> [TASK STATEMENT]
Answer with one number: how many lines hold "away".

> [DATA FOR THE TASK]
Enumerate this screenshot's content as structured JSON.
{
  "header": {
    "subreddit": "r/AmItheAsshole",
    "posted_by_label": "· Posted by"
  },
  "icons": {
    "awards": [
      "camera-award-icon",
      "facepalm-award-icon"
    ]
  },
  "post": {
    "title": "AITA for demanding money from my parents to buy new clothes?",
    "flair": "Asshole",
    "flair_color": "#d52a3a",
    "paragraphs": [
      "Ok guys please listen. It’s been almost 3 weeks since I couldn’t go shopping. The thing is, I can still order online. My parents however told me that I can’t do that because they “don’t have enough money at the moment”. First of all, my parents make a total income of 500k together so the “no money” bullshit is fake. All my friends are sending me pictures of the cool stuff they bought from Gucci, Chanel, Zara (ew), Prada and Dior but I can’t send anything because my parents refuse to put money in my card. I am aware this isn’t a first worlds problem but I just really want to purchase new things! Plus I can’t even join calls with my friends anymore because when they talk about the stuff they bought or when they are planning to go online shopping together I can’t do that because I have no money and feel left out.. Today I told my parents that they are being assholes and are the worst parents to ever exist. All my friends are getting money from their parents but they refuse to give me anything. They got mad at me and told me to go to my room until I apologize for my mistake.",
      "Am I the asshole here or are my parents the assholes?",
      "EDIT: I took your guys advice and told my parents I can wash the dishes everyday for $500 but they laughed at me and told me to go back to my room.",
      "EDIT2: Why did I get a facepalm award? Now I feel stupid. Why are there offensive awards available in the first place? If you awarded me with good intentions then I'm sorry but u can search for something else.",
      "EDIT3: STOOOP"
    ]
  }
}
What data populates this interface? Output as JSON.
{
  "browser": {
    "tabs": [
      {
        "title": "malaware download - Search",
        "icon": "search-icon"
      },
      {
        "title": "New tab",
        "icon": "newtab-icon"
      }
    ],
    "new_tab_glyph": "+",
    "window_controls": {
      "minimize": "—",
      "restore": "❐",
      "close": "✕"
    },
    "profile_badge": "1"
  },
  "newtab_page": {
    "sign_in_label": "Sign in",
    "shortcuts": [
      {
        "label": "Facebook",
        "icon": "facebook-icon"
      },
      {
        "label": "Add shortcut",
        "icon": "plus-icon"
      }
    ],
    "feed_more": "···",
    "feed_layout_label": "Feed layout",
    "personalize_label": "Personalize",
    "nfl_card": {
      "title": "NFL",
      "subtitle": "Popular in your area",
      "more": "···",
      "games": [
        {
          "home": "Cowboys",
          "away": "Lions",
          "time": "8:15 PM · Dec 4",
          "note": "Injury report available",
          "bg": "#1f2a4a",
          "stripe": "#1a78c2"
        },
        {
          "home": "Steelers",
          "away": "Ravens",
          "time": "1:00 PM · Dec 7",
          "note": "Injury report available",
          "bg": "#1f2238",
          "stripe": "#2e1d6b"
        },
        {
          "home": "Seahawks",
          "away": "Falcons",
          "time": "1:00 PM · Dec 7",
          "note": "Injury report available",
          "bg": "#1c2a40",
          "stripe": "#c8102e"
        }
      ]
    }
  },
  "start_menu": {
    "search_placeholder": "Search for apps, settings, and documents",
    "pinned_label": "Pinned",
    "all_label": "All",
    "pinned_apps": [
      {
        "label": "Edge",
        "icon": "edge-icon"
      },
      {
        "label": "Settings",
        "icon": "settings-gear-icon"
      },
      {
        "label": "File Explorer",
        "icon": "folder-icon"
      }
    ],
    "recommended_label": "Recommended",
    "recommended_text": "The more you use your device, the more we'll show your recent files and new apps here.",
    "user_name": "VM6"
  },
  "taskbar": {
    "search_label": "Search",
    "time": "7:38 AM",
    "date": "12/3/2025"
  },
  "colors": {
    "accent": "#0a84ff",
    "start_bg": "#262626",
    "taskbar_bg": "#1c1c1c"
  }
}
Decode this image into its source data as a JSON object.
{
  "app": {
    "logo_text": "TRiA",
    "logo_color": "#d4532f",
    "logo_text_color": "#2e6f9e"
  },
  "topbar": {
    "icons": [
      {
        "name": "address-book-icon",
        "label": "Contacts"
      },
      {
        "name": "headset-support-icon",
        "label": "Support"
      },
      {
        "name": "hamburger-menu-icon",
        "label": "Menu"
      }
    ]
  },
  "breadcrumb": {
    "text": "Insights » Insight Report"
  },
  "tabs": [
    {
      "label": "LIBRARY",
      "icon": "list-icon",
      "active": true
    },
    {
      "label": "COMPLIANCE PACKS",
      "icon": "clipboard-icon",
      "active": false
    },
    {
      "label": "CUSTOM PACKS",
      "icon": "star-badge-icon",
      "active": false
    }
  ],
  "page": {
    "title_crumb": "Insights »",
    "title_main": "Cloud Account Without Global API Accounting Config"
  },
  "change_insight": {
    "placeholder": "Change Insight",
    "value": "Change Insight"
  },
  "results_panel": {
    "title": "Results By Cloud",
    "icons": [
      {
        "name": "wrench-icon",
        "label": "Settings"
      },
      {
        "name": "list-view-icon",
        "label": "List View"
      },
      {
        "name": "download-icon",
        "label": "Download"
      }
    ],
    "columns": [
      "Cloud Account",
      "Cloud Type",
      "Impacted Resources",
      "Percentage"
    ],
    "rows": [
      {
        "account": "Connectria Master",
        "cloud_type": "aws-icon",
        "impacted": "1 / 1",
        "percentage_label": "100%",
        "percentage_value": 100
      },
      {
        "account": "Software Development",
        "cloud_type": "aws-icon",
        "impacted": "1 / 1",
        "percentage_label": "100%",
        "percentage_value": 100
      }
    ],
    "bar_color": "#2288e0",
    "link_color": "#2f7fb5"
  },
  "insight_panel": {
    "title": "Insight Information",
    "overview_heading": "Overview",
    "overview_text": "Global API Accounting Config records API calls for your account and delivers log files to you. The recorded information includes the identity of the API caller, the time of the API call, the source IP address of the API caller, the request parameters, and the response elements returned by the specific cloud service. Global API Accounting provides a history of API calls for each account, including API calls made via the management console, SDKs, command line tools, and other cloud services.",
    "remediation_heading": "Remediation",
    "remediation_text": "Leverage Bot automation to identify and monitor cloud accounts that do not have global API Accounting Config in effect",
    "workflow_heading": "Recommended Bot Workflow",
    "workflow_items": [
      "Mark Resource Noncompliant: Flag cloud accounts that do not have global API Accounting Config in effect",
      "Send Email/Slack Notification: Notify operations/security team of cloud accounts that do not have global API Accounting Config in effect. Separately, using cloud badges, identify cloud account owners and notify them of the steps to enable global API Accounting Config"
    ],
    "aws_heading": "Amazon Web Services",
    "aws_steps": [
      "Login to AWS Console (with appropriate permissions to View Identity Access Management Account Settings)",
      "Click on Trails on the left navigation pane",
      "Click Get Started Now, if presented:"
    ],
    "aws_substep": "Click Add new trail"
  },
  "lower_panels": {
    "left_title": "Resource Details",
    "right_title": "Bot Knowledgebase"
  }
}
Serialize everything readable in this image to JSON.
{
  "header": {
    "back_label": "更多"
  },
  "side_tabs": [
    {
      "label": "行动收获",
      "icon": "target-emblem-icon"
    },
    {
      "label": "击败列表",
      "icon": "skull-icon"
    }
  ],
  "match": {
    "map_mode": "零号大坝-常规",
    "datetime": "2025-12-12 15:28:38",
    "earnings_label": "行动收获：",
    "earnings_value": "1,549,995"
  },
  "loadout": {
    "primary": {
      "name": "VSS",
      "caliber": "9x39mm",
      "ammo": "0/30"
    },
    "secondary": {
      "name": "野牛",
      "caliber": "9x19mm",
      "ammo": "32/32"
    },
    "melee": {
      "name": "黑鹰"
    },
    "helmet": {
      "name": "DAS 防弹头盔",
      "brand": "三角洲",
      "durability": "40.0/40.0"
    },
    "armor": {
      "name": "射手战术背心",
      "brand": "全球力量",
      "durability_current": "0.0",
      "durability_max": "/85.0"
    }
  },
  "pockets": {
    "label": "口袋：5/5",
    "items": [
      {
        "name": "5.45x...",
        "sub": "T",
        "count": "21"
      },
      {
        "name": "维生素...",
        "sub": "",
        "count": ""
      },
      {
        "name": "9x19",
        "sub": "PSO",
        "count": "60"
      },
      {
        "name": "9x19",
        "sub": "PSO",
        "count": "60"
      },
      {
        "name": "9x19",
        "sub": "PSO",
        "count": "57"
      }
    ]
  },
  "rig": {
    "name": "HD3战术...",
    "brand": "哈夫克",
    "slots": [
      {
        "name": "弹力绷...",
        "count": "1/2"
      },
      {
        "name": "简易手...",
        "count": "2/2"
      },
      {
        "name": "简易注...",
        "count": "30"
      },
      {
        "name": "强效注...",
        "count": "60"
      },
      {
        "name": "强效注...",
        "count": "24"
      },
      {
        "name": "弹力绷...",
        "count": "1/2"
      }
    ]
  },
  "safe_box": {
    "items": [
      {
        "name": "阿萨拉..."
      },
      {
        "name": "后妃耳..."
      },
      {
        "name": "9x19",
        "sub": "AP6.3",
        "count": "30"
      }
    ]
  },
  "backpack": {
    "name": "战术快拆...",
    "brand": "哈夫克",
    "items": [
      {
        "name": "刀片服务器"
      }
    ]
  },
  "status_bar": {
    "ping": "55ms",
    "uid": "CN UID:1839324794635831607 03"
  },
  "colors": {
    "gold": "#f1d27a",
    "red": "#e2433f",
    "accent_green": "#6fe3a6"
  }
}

> [FINISHED TASK]
3